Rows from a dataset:
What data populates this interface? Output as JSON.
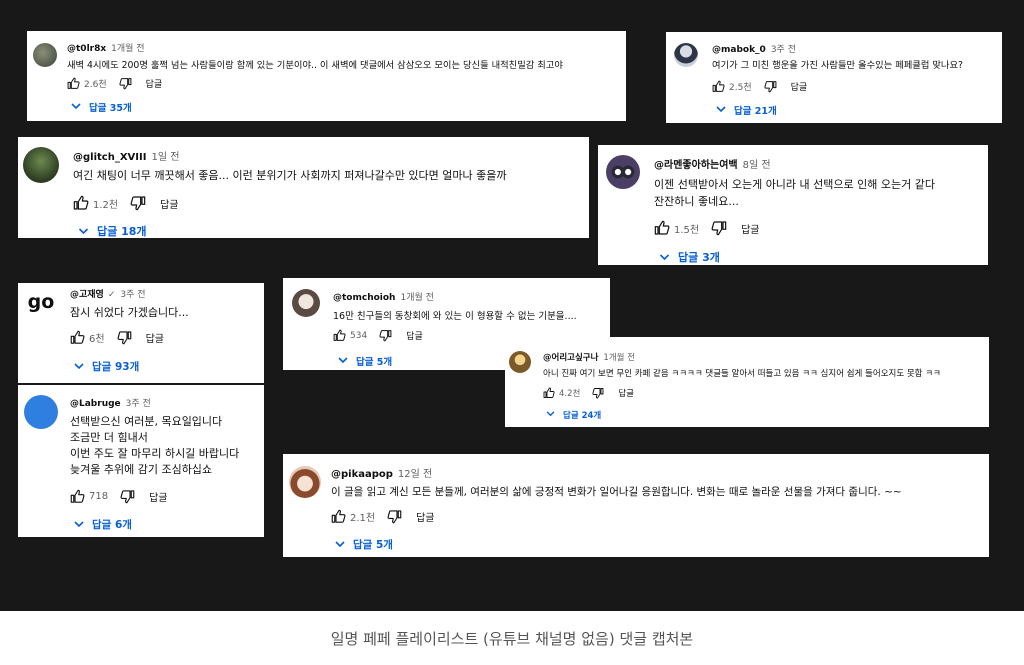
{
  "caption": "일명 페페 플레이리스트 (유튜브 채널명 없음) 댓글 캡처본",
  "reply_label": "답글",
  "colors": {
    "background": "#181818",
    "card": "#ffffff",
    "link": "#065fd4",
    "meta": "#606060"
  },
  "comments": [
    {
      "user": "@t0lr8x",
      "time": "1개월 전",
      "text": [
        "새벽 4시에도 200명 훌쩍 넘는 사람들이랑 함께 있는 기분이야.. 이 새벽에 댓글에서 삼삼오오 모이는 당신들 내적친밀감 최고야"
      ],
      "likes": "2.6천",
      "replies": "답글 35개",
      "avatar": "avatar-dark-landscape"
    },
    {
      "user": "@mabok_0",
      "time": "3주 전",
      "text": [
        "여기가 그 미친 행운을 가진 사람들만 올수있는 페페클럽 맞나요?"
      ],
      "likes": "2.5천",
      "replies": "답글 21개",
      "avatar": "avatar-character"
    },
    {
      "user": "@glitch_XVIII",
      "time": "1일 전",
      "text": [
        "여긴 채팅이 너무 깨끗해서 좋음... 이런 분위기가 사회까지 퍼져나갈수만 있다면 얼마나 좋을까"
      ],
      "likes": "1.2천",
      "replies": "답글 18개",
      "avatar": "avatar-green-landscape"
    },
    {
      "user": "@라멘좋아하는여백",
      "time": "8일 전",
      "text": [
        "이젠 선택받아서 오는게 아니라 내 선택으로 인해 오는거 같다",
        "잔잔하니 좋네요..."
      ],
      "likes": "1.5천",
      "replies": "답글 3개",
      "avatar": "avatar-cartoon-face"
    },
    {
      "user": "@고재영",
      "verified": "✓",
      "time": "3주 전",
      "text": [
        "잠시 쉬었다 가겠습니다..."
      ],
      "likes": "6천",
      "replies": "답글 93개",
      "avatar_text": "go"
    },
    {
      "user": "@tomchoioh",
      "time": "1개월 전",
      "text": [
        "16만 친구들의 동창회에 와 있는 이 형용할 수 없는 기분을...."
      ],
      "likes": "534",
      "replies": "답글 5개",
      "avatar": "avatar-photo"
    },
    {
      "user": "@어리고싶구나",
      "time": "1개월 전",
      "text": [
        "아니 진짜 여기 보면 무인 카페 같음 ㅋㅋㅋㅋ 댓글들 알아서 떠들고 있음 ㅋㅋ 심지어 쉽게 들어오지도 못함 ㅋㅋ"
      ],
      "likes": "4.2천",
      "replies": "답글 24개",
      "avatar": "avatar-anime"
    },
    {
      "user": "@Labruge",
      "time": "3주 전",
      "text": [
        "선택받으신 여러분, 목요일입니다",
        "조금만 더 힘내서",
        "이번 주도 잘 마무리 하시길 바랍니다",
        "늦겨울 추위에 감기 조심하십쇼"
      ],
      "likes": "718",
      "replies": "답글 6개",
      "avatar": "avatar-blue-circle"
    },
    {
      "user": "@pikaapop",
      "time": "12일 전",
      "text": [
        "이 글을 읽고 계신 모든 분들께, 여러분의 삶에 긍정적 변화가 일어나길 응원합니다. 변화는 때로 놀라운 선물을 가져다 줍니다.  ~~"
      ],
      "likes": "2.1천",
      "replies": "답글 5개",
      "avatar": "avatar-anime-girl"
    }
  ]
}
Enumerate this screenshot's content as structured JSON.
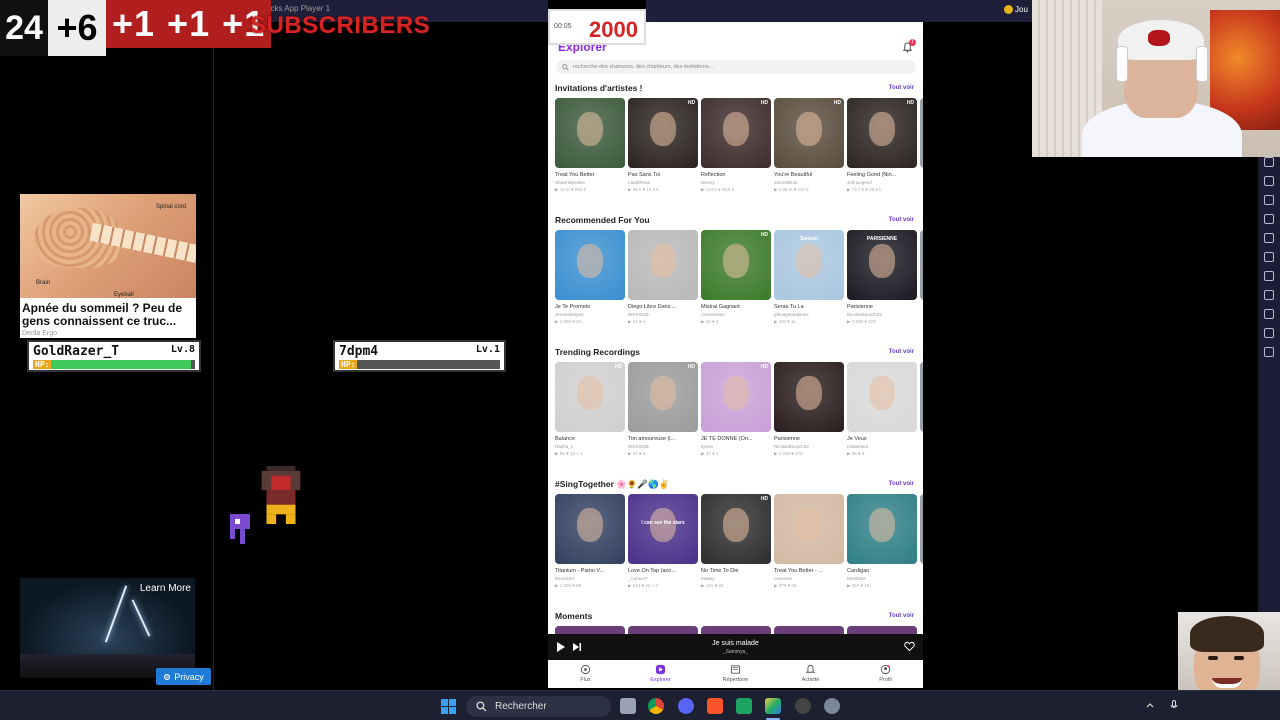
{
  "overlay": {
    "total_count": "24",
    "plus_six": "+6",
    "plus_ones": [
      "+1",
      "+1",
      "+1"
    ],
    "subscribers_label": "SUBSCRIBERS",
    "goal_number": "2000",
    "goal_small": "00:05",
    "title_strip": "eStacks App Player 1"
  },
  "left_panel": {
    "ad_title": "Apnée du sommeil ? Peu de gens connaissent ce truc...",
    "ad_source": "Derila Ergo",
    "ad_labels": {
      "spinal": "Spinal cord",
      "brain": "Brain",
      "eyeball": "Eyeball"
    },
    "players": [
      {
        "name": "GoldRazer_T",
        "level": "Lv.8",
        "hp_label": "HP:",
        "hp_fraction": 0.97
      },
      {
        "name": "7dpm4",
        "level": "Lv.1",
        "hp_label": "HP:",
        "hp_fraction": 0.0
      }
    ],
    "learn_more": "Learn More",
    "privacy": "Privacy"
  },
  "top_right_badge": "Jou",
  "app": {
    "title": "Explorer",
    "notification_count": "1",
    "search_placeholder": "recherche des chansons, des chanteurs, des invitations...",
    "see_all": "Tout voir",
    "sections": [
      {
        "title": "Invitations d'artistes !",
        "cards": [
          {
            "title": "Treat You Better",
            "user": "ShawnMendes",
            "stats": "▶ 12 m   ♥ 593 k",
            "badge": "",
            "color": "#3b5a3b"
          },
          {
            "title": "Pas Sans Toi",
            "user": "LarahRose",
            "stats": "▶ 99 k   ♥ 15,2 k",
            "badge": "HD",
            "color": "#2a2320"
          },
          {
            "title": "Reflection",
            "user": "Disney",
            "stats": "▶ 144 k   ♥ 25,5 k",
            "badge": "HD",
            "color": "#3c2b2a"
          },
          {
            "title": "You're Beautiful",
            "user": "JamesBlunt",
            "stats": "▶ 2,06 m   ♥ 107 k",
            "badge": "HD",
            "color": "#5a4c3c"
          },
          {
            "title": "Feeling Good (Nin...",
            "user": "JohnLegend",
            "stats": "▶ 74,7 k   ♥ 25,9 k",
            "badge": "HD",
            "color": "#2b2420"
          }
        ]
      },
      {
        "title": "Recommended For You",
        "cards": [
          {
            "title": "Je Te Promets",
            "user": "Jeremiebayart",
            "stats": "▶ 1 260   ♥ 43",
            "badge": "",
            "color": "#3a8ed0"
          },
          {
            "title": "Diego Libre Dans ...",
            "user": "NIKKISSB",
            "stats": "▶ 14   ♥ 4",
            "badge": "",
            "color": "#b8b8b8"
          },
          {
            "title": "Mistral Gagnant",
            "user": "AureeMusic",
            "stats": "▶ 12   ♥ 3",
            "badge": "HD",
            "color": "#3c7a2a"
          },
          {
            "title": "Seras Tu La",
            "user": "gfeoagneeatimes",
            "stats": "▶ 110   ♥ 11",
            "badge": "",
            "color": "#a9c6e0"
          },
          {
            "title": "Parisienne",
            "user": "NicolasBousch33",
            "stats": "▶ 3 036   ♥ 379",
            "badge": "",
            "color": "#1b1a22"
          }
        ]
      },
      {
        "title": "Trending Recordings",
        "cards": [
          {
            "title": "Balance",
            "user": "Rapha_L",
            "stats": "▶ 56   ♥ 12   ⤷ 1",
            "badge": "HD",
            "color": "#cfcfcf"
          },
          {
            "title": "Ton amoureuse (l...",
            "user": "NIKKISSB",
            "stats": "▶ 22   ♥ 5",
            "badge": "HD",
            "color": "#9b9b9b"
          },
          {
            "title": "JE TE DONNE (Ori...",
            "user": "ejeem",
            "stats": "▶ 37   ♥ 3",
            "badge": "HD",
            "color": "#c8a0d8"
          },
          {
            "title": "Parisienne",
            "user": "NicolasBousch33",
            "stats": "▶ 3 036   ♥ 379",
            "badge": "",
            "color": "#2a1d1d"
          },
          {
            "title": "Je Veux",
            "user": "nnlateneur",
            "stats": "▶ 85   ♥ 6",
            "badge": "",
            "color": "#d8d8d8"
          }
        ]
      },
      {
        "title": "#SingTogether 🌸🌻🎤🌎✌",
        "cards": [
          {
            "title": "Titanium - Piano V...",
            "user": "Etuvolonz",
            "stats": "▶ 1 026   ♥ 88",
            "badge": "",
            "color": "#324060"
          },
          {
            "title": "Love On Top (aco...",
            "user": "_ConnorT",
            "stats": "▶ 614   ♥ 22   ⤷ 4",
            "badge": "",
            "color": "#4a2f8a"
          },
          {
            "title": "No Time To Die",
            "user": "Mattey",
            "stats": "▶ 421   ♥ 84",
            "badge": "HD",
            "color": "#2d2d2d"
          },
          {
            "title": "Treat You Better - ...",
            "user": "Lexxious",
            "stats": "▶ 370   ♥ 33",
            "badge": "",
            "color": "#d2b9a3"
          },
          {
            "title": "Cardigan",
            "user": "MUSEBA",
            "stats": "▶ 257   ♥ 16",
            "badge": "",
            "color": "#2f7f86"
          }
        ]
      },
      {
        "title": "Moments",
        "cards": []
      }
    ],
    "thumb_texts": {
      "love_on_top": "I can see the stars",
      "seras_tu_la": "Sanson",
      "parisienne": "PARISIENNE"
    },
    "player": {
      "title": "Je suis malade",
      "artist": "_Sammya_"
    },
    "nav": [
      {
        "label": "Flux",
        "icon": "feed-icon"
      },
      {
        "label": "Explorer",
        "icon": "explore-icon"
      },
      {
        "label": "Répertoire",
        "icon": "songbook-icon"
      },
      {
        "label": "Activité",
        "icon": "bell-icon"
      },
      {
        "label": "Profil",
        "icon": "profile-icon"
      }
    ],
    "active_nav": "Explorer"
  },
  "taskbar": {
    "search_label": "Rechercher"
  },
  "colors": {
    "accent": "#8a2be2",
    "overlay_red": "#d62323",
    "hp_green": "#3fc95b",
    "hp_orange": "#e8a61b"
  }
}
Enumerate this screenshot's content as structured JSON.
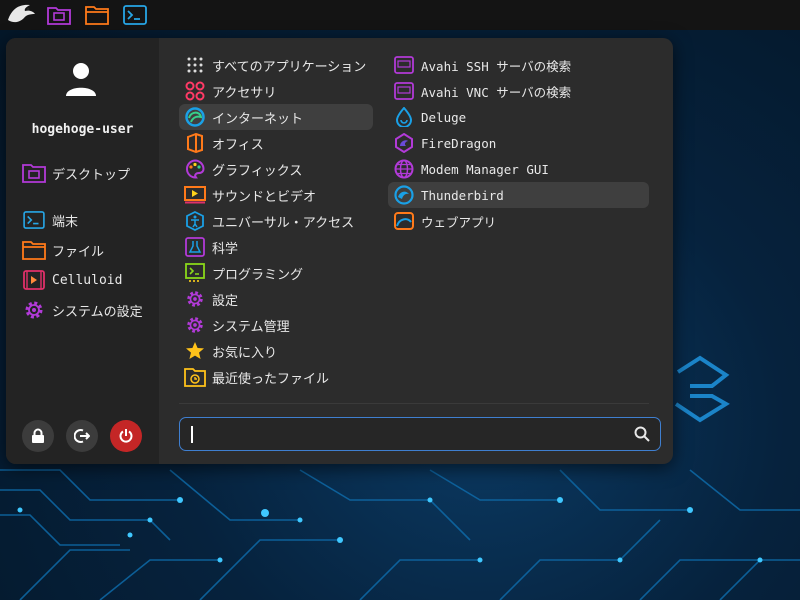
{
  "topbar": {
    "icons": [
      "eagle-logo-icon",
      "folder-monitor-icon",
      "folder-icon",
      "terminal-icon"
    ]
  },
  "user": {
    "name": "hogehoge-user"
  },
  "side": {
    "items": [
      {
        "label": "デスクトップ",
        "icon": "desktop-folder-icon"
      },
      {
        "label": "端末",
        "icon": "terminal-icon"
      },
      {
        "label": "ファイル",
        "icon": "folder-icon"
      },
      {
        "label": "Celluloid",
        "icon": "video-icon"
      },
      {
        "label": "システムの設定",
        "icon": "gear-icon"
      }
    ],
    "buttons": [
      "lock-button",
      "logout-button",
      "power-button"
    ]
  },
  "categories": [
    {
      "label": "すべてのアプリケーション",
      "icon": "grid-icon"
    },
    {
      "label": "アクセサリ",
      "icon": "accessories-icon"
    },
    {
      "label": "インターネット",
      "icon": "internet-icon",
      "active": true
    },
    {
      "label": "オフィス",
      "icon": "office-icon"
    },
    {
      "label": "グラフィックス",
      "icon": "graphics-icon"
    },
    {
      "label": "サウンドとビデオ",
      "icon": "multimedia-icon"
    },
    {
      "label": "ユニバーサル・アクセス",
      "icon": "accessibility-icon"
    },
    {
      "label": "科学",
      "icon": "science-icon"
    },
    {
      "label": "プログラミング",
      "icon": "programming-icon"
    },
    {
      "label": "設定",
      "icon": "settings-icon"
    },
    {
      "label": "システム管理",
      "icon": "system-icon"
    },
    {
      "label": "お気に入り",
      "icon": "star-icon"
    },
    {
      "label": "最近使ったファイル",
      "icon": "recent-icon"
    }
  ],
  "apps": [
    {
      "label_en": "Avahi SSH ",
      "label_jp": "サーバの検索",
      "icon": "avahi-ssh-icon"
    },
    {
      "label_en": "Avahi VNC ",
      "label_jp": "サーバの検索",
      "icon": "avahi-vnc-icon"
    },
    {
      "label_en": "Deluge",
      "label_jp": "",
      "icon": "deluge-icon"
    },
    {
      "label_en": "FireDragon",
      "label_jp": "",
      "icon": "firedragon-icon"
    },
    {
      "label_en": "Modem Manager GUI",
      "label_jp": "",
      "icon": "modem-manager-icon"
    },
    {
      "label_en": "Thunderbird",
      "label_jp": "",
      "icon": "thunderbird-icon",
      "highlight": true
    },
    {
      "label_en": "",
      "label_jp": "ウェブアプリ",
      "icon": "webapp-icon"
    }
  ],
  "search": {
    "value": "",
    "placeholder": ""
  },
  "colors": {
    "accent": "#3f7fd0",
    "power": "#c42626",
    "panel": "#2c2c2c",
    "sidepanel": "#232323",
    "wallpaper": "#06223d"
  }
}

Required work :: Check each line of the records for the word "folder" and extract those that contain it.

Problem solution ::
      "folder-monitor-icon",
      "folder-icon",
        "icon": "desktop-folder-icon"
        "icon": "folder-icon"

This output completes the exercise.